What is needed: Of all the lines in the material below, how many include the string "agricoles"? Give the number only.

Information supplied:
====
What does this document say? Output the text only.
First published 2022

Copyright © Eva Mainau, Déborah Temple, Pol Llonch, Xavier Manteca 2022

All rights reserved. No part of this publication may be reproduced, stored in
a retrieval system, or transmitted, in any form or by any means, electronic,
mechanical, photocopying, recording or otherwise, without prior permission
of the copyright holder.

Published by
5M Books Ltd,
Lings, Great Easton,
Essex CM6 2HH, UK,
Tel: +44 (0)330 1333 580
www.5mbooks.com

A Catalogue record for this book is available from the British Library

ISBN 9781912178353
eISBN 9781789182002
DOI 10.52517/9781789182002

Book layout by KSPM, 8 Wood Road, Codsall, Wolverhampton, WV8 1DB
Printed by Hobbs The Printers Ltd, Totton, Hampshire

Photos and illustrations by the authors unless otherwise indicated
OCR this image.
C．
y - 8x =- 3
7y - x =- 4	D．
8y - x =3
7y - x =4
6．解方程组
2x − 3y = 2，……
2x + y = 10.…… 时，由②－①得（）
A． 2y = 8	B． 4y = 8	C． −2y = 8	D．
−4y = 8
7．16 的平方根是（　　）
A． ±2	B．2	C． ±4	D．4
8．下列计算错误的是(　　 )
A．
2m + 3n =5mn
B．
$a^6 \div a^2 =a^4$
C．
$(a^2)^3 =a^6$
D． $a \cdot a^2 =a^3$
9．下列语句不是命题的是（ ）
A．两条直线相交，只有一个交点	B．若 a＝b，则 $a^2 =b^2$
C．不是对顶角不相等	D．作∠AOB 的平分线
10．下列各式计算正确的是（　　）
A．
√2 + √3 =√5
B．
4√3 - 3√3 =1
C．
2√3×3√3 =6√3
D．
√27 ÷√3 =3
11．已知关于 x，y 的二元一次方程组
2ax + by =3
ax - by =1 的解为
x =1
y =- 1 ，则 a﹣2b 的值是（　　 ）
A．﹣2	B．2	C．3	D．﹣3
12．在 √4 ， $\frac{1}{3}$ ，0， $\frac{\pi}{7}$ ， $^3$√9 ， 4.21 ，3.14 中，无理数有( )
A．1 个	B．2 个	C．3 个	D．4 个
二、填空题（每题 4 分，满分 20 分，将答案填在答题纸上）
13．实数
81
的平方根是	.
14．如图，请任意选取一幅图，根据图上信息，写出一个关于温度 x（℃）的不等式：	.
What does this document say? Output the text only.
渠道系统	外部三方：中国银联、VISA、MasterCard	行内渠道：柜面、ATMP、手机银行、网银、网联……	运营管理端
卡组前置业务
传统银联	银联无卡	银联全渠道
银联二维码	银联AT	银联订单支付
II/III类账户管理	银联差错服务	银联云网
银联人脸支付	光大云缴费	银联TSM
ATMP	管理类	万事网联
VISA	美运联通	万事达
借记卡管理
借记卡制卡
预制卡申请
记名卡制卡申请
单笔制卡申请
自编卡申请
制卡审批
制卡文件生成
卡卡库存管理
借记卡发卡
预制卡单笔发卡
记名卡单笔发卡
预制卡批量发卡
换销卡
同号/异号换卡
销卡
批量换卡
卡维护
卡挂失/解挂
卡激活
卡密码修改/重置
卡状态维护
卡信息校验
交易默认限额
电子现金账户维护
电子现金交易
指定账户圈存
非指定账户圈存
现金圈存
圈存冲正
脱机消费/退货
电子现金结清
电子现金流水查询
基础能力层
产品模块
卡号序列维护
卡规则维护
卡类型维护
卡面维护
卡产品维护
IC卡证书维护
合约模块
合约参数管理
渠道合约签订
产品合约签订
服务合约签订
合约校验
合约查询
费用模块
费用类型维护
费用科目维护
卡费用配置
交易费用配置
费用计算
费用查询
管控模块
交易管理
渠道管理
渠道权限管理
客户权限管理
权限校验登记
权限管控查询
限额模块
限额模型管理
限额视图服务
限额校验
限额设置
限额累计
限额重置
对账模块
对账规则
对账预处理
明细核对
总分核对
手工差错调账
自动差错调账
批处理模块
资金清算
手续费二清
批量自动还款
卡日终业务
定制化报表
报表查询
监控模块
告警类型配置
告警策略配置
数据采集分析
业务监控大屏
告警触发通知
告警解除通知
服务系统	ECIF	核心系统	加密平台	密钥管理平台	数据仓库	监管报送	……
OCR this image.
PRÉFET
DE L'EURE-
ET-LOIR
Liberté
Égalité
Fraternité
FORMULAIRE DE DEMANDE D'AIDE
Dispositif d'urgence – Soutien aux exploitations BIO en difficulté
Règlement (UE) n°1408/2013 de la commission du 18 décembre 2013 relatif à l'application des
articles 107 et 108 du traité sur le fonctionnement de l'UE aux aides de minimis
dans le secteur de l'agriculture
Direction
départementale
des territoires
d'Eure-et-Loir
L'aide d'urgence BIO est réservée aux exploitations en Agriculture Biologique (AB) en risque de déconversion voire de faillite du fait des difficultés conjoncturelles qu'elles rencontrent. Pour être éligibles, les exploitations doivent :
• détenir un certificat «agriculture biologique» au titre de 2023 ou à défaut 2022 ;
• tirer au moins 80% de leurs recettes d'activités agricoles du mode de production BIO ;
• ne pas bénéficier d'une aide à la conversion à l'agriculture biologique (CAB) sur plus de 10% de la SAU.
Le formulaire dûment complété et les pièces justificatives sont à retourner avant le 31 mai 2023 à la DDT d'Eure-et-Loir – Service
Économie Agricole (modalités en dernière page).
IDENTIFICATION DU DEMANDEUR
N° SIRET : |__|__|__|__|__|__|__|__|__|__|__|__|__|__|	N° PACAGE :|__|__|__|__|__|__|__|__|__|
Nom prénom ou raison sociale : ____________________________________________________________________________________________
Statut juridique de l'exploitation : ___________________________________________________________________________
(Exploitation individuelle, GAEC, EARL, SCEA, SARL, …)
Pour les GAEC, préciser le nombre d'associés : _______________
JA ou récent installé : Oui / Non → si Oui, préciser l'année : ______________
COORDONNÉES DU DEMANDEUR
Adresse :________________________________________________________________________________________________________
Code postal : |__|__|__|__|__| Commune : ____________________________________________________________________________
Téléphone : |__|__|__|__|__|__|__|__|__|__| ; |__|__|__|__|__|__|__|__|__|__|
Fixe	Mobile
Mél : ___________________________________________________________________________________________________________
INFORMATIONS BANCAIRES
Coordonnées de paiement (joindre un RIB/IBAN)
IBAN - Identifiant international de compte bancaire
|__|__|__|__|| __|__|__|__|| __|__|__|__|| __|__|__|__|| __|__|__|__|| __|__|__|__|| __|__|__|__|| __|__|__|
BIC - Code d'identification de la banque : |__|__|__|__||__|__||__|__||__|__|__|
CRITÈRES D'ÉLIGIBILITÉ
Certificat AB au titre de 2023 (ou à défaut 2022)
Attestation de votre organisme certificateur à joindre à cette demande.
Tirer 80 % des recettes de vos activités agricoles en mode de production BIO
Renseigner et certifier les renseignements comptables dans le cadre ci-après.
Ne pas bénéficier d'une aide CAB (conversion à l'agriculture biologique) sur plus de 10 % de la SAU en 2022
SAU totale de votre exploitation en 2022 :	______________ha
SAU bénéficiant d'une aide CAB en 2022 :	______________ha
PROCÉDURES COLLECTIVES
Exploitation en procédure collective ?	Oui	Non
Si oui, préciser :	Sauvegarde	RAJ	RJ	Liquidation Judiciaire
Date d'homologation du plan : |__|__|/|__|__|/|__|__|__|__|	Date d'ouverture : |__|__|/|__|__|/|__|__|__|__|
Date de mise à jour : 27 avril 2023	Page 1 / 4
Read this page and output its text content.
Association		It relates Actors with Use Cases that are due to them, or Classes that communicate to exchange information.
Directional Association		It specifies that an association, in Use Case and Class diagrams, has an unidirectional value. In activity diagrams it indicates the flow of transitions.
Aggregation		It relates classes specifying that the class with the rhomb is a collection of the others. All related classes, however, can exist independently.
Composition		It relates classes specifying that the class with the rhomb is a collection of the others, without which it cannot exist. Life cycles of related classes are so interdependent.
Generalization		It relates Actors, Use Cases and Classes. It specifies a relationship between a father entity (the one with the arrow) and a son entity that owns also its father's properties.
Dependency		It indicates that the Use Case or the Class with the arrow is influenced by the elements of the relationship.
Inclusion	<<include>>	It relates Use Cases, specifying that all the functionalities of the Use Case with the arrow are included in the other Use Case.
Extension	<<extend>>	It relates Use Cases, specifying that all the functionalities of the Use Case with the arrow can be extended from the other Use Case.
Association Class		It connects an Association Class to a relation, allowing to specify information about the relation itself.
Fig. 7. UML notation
====
Final result: 2